Task details => Search the material for "climate" and show all lines that contain it.

────────────────────

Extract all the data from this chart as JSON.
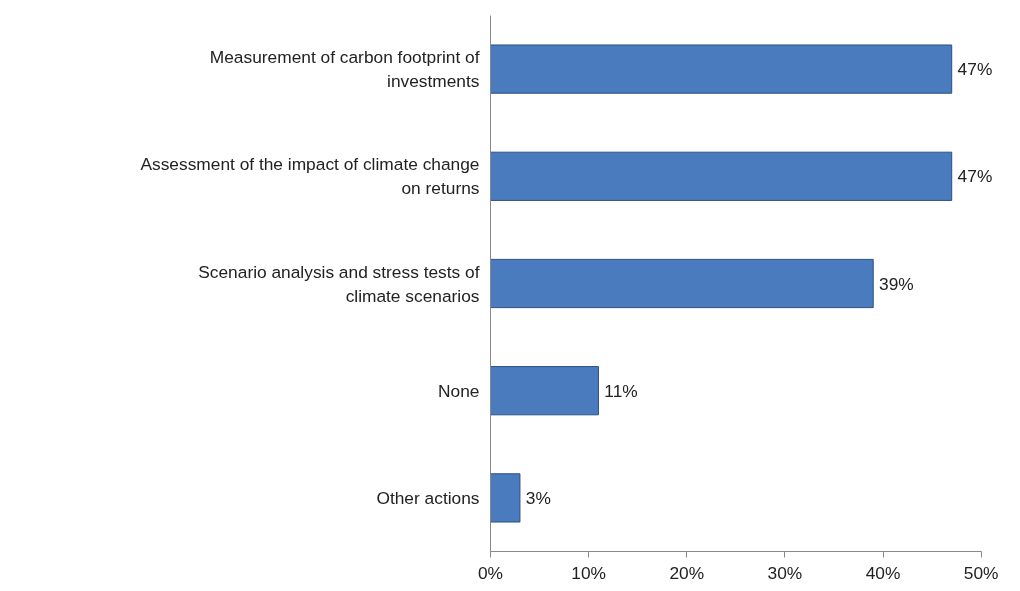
{
  "chart_data": {
    "type": "bar",
    "orientation": "horizontal",
    "categories": [
      "Measurement of carbon footprint of investments",
      "Assessment of the impact of climate change on returns",
      "Scenario analysis and stress tests of climate scenarios",
      "None",
      "Other actions"
    ],
    "values": [
      47,
      47,
      39,
      11,
      3
    ],
    "value_labels": [
      "47%",
      "47%",
      "39%",
      "11%",
      "3%"
    ],
    "color": "#4a7bbf",
    "xlim": [
      0,
      50
    ],
    "xticks": [
      {
        "value": 0,
        "label": "0%"
      },
      {
        "value": 10,
        "label": "10%"
      },
      {
        "value": 20,
        "label": "20%"
      },
      {
        "value": 30,
        "label": "30%"
      },
      {
        "value": 40,
        "label": "40%"
      },
      {
        "value": 50,
        "label": "50%"
      }
    ],
    "grid": false
  }
}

────────────────────

Solution to the problem =>
      "Assessment of the impact of climate change on returns",
      "Scenario analysis and stress tests of climate scenarios",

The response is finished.